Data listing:
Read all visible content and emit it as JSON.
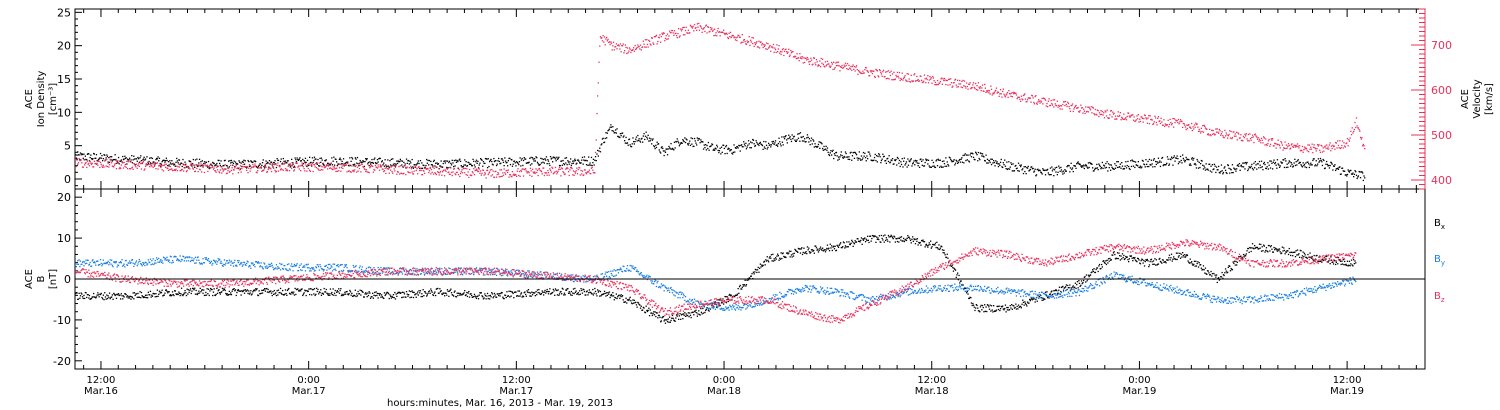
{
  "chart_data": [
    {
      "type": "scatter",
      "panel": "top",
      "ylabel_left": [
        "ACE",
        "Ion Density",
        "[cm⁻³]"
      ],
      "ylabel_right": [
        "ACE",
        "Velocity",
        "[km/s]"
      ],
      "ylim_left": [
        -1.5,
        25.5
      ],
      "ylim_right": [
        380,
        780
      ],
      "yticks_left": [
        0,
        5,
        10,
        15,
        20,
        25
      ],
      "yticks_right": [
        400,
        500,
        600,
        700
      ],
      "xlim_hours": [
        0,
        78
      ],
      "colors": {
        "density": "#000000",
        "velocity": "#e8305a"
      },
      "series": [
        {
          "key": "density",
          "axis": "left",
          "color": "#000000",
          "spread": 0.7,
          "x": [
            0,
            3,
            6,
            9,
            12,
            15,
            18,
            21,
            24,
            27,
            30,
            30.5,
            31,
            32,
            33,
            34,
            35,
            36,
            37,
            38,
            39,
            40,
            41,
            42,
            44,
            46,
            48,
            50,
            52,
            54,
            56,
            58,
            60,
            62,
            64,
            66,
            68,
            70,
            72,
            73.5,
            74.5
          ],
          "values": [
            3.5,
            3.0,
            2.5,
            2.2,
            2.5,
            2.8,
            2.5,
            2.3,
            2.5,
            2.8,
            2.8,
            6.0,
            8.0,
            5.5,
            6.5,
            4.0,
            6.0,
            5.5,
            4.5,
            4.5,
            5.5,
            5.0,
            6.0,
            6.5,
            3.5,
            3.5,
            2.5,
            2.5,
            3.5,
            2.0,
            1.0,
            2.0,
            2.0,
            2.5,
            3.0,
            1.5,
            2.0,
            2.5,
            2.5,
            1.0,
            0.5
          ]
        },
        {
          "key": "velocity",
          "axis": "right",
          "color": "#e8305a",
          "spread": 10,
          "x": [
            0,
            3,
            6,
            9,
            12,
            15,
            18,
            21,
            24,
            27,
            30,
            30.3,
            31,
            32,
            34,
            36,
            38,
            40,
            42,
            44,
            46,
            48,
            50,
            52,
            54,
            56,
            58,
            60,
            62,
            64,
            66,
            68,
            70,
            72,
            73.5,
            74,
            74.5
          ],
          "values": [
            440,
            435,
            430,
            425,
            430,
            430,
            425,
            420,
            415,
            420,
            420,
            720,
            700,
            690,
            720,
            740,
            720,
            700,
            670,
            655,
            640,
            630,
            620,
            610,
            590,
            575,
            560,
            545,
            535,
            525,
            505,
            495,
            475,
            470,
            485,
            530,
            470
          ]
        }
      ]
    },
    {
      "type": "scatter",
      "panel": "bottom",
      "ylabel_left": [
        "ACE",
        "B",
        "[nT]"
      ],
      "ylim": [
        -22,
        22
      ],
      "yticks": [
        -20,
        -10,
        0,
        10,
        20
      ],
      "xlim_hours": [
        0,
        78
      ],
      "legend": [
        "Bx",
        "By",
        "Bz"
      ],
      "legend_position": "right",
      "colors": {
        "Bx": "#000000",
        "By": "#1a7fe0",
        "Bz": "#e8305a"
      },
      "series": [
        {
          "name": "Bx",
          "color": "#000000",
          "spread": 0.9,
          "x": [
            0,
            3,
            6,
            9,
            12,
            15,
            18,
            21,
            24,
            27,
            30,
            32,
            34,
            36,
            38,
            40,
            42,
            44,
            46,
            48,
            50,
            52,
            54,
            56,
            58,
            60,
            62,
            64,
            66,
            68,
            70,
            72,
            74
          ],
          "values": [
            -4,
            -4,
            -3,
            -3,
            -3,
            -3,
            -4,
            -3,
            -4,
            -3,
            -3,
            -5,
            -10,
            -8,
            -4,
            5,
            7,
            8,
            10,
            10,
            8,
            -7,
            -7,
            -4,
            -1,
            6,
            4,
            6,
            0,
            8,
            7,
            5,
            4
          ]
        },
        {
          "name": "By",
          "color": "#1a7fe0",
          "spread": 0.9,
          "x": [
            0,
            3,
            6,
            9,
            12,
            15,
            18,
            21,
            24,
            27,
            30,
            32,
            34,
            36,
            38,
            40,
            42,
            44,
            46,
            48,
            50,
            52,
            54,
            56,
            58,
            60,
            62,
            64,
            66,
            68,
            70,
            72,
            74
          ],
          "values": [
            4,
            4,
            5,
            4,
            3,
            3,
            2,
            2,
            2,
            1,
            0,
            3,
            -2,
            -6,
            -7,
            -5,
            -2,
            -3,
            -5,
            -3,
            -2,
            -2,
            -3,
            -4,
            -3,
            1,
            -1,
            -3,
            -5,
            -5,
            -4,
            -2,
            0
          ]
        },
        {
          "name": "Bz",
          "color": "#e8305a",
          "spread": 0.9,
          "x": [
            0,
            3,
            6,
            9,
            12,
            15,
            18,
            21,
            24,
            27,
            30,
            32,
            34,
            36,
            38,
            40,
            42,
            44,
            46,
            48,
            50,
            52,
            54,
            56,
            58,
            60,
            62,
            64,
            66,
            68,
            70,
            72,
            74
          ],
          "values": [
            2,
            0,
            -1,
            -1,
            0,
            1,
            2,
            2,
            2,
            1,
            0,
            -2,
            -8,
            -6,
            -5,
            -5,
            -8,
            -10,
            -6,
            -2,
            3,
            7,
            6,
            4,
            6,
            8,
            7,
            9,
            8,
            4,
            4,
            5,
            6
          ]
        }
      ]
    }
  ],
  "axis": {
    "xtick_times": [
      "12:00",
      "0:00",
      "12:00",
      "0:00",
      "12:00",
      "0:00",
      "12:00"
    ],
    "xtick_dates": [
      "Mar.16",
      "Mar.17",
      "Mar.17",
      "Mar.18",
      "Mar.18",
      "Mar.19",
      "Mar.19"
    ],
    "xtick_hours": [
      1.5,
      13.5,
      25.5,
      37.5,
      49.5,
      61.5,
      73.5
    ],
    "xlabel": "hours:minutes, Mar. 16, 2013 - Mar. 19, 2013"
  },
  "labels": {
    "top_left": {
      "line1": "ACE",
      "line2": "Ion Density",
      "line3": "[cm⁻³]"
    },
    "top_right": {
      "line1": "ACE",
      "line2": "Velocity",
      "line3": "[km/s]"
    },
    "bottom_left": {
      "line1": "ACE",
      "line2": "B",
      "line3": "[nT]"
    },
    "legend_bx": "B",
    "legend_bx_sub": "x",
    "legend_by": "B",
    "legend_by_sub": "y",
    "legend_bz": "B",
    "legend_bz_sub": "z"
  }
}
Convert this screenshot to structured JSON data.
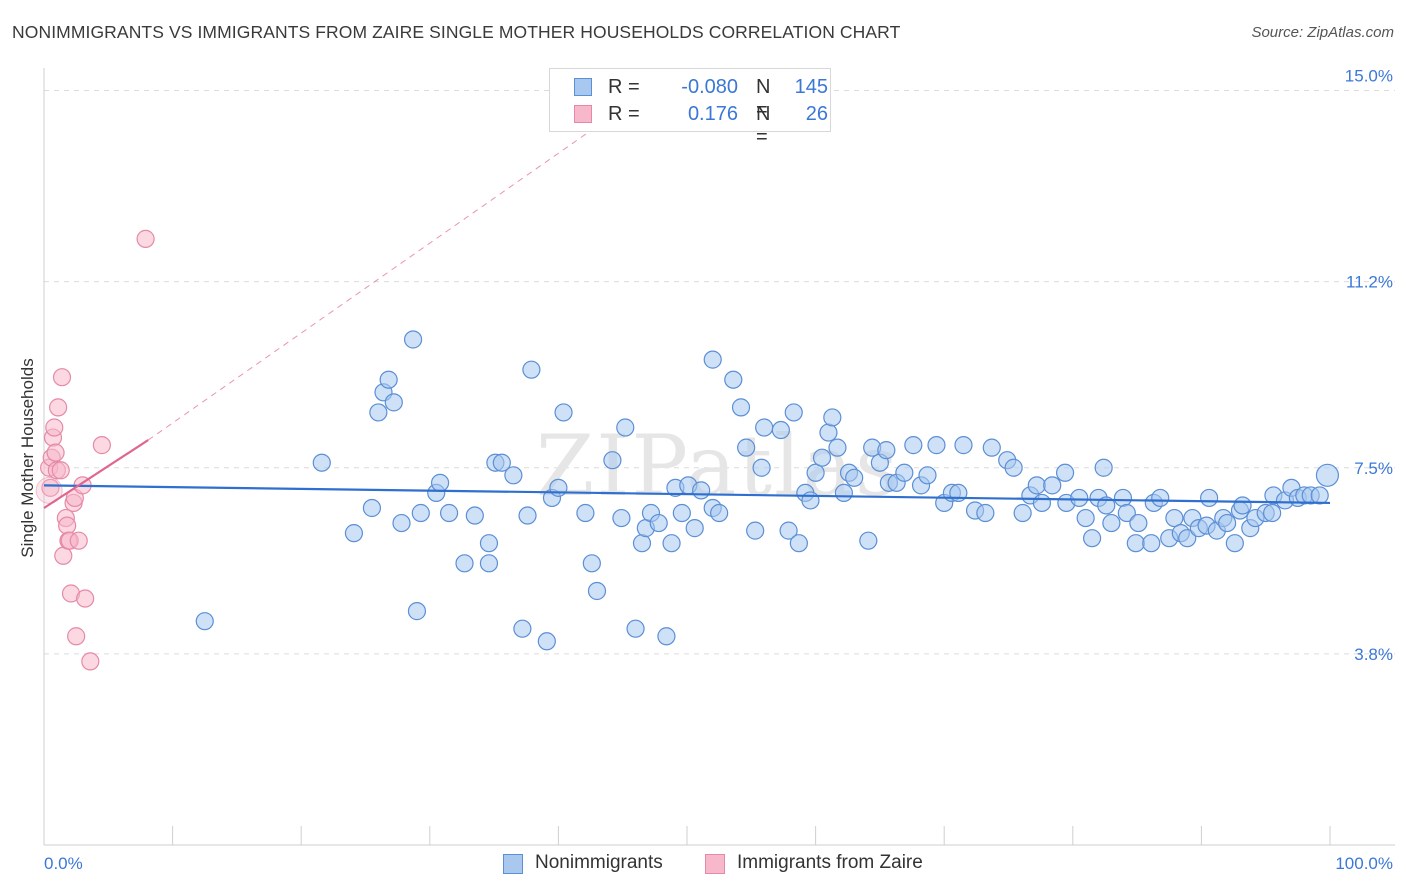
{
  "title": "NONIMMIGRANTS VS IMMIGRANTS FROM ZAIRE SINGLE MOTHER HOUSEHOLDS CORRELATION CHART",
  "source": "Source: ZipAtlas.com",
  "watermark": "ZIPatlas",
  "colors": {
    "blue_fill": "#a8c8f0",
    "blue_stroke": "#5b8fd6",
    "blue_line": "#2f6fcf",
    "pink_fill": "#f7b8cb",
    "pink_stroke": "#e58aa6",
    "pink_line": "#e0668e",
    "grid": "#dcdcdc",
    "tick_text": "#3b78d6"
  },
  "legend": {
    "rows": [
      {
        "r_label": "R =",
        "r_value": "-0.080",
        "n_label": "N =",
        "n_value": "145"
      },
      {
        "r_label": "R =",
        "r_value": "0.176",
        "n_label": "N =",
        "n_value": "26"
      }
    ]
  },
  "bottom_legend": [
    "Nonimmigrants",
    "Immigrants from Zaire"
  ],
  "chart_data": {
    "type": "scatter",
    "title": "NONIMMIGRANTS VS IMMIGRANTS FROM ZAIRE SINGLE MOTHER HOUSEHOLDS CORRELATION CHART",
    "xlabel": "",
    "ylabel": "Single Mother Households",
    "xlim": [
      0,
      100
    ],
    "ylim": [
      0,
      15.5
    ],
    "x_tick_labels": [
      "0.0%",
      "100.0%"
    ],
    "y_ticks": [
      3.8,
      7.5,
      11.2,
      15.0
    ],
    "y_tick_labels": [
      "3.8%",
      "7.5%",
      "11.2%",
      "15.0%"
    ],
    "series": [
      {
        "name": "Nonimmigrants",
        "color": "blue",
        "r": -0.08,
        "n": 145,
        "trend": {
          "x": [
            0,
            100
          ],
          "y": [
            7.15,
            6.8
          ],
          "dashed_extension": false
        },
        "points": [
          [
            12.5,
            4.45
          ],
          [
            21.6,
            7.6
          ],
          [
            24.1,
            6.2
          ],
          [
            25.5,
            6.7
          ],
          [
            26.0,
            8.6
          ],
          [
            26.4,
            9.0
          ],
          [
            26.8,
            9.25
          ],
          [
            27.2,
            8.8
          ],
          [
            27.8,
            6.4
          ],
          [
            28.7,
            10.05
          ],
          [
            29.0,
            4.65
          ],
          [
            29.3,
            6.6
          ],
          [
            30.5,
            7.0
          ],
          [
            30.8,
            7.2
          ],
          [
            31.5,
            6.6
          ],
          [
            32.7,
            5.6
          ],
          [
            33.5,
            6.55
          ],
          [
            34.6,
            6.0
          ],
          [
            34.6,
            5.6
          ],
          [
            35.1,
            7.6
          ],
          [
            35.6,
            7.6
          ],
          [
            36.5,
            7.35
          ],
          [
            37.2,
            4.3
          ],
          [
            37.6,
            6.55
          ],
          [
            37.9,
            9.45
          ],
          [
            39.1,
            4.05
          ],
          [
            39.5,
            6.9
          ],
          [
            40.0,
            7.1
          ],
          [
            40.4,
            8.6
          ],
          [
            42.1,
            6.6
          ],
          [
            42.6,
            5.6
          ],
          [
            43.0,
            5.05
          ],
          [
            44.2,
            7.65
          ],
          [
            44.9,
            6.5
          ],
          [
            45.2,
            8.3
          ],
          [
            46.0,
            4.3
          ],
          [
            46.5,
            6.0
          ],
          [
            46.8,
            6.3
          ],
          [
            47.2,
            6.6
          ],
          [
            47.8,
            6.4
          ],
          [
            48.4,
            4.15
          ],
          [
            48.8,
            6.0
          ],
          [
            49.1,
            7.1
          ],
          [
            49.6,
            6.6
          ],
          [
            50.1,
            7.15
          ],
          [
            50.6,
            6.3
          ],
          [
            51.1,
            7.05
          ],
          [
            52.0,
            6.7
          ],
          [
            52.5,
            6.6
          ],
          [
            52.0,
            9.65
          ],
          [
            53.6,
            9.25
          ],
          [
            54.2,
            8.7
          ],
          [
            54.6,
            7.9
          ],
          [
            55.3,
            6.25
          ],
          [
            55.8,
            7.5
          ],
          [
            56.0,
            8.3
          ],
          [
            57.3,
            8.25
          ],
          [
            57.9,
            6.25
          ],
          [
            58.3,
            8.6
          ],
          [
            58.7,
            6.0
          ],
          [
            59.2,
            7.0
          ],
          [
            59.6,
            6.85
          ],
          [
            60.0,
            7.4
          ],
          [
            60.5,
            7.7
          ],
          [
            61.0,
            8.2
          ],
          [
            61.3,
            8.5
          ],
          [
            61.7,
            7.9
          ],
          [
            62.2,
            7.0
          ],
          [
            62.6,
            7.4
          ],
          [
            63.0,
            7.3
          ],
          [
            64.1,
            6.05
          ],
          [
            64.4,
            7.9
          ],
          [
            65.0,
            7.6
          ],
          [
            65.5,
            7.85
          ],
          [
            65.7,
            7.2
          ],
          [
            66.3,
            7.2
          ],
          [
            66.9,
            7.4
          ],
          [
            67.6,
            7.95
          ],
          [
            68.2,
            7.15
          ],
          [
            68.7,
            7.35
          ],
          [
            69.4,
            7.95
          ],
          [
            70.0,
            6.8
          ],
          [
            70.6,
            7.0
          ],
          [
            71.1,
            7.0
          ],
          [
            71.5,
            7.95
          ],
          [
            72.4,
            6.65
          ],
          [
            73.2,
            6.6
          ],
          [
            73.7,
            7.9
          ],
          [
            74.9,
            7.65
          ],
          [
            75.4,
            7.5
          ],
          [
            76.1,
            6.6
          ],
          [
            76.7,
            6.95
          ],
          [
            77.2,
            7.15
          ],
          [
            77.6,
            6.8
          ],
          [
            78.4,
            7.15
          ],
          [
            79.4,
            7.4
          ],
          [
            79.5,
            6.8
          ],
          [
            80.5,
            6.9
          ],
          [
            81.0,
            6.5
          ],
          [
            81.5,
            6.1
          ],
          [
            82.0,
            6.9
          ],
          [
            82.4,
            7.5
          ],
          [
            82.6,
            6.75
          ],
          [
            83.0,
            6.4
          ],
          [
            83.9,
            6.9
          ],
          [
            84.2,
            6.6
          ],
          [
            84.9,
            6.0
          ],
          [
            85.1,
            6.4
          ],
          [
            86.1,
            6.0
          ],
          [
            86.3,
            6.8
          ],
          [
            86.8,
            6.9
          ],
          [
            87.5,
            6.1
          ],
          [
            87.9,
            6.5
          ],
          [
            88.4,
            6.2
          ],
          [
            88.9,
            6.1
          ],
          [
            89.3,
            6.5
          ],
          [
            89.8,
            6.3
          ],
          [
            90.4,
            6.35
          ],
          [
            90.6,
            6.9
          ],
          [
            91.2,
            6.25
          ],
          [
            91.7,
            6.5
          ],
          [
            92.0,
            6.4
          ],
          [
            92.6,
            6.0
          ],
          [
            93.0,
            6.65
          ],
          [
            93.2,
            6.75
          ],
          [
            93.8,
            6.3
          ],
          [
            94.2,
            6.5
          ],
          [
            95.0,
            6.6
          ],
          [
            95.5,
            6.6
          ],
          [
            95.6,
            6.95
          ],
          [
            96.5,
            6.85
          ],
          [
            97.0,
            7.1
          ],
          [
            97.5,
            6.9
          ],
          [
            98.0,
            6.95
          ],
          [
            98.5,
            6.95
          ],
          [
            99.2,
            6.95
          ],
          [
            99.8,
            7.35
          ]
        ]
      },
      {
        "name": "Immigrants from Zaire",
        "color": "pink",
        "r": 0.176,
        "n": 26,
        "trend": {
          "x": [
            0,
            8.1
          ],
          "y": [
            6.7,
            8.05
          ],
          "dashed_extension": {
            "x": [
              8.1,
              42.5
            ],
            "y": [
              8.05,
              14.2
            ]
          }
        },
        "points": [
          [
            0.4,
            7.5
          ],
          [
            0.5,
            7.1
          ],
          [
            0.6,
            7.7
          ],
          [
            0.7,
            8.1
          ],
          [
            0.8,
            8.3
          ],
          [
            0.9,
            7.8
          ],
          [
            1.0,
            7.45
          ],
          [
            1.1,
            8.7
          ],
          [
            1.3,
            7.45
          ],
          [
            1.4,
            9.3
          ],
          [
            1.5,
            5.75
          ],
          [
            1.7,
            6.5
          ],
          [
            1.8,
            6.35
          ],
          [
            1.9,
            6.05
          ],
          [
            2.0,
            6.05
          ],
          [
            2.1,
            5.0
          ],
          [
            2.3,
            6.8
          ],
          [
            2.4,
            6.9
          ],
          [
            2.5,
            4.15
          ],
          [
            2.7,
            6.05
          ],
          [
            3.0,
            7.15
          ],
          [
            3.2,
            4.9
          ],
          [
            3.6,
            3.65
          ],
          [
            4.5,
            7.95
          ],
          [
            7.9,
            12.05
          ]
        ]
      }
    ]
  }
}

### EXERCISE DESCRIPTION:
Pull out all lines in the data above that include "xlabel".

### WRITTEN ANSWER:
    "xlabel": "hours:minutes, Mar. 16, 2013 - Mar. 19, 2013"
    "xlabel": "",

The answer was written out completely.